Records about charts and figures:
#####

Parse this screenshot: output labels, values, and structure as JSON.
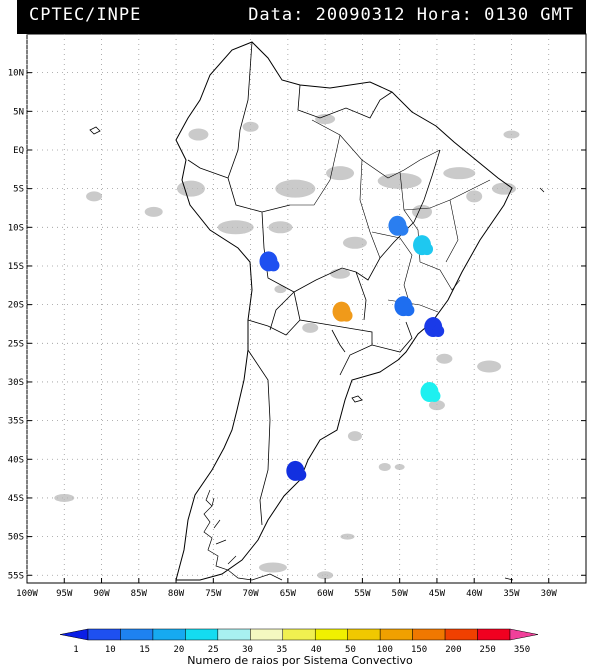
{
  "header": {
    "source": "CPTEC/INPE",
    "datetime": "Data: 20090312 Hora: 0130 GMT"
  },
  "map": {
    "lat_labels": [
      "10N",
      "5N",
      "EQ",
      "5S",
      "10S",
      "15S",
      "20S",
      "25S",
      "30S",
      "35S",
      "40S",
      "45S",
      "50S",
      "55S"
    ],
    "lon_labels": [
      "100W",
      "95W",
      "90W",
      "85W",
      "80W",
      "75W",
      "70W",
      "65W",
      "60W",
      "55W",
      "50W",
      "45W",
      "40W",
      "35W",
      "30W"
    ],
    "lat_values": [
      10,
      5,
      0,
      -5,
      -10,
      -15,
      -20,
      -25,
      -30,
      -35,
      -40,
      -45,
      -50,
      -55
    ],
    "lon_values": [
      -100,
      -95,
      -90,
      -85,
      -80,
      -75,
      -70,
      -65,
      -60,
      -55,
      -50,
      -45,
      -40,
      -35,
      -30
    ],
    "lat_range": [
      -56,
      15
    ],
    "lon_range": [
      -100,
      -25
    ],
    "grid": true,
    "colors": {
      "land_outline": "#000000",
      "cloud": "#b8b8b8",
      "grid": "#999999"
    },
    "lightning_cells": [
      {
        "lon": -50.3,
        "lat": -9.8,
        "color": "#2a7ef0"
      },
      {
        "lon": -47.0,
        "lat": -12.3,
        "color": "#1ec8f0"
      },
      {
        "lon": -67.6,
        "lat": -14.4,
        "color": "#1e50f0"
      },
      {
        "lon": -49.5,
        "lat": -20.2,
        "color": "#1e6ef0"
      },
      {
        "lon": -45.5,
        "lat": -22.9,
        "color": "#1a3ae8"
      },
      {
        "lon": -57.8,
        "lat": -20.9,
        "color": "#f09a1a"
      },
      {
        "lon": -46.0,
        "lat": -31.3,
        "color": "#1ef0f0"
      },
      {
        "lon": -64.0,
        "lat": -41.5,
        "color": "#1230e0"
      }
    ]
  },
  "colorbar": {
    "ticks": [
      "1",
      "10",
      "15",
      "20",
      "25",
      "30",
      "35",
      "40",
      "50",
      "100",
      "150",
      "200",
      "250",
      "350"
    ],
    "colors": [
      "#0a1ee6",
      "#1e50f0",
      "#1e82f0",
      "#16aaf0",
      "#14dcf0",
      "#a8f0f0",
      "#f4f8c0",
      "#f0f050",
      "#f0f000",
      "#f0c800",
      "#f0a000",
      "#f07800",
      "#f04000",
      "#f00020",
      "#f0409a"
    ],
    "title": "Numero de raios por Sistema Convectivo"
  }
}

#####

» **DIRECTIONS**: Leave out the pictures and give the listing above again exactly.

» **THE REPLY**:
Parse this screenshot: output labels, values, and structure as JSON.
{
  "header": {
    "source": "CPTEC/INPE",
    "datetime": "Data: 20090312 Hora: 0130 GMT"
  },
  "map": {
    "lat_labels": [
      "10N",
      "5N",
      "EQ",
      "5S",
      "10S",
      "15S",
      "20S",
      "25S",
      "30S",
      "35S",
      "40S",
      "45S",
      "50S",
      "55S"
    ],
    "lon_labels": [
      "100W",
      "95W",
      "90W",
      "85W",
      "80W",
      "75W",
      "70W",
      "65W",
      "60W",
      "55W",
      "50W",
      "45W",
      "40W",
      "35W",
      "30W"
    ],
    "lat_values": [
      10,
      5,
      0,
      -5,
      -10,
      -15,
      -20,
      -25,
      -30,
      -35,
      -40,
      -45,
      -50,
      -55
    ],
    "lon_values": [
      -100,
      -95,
      -90,
      -85,
      -80,
      -75,
      -70,
      -65,
      -60,
      -55,
      -50,
      -45,
      -40,
      -35,
      -30
    ],
    "lat_range": [
      -56,
      15
    ],
    "lon_range": [
      -100,
      -25
    ],
    "grid": true,
    "colors": {
      "land_outline": "#000000",
      "cloud": "#b8b8b8",
      "grid": "#999999"
    },
    "lightning_cells": [
      {
        "lon": -50.3,
        "lat": -9.8,
        "color": "#2a7ef0"
      },
      {
        "lon": -47.0,
        "lat": -12.3,
        "color": "#1ec8f0"
      },
      {
        "lon": -67.6,
        "lat": -14.4,
        "color": "#1e50f0"
      },
      {
        "lon": -49.5,
        "lat": -20.2,
        "color": "#1e6ef0"
      },
      {
        "lon": -45.5,
        "lat": -22.9,
        "color": "#1a3ae8"
      },
      {
        "lon": -57.8,
        "lat": -20.9,
        "color": "#f09a1a"
      },
      {
        "lon": -46.0,
        "lat": -31.3,
        "color": "#1ef0f0"
      },
      {
        "lon": -64.0,
        "lat": -41.5,
        "color": "#1230e0"
      }
    ]
  },
  "colorbar": {
    "ticks": [
      "1",
      "10",
      "15",
      "20",
      "25",
      "30",
      "35",
      "40",
      "50",
      "100",
      "150",
      "200",
      "250",
      "350"
    ],
    "colors": [
      "#0a1ee6",
      "#1e50f0",
      "#1e82f0",
      "#16aaf0",
      "#14dcf0",
      "#a8f0f0",
      "#f4f8c0",
      "#f0f050",
      "#f0f000",
      "#f0c800",
      "#f0a000",
      "#f07800",
      "#f04000",
      "#f00020",
      "#f0409a"
    ],
    "title": "Numero de raios por Sistema Convectivo"
  }
}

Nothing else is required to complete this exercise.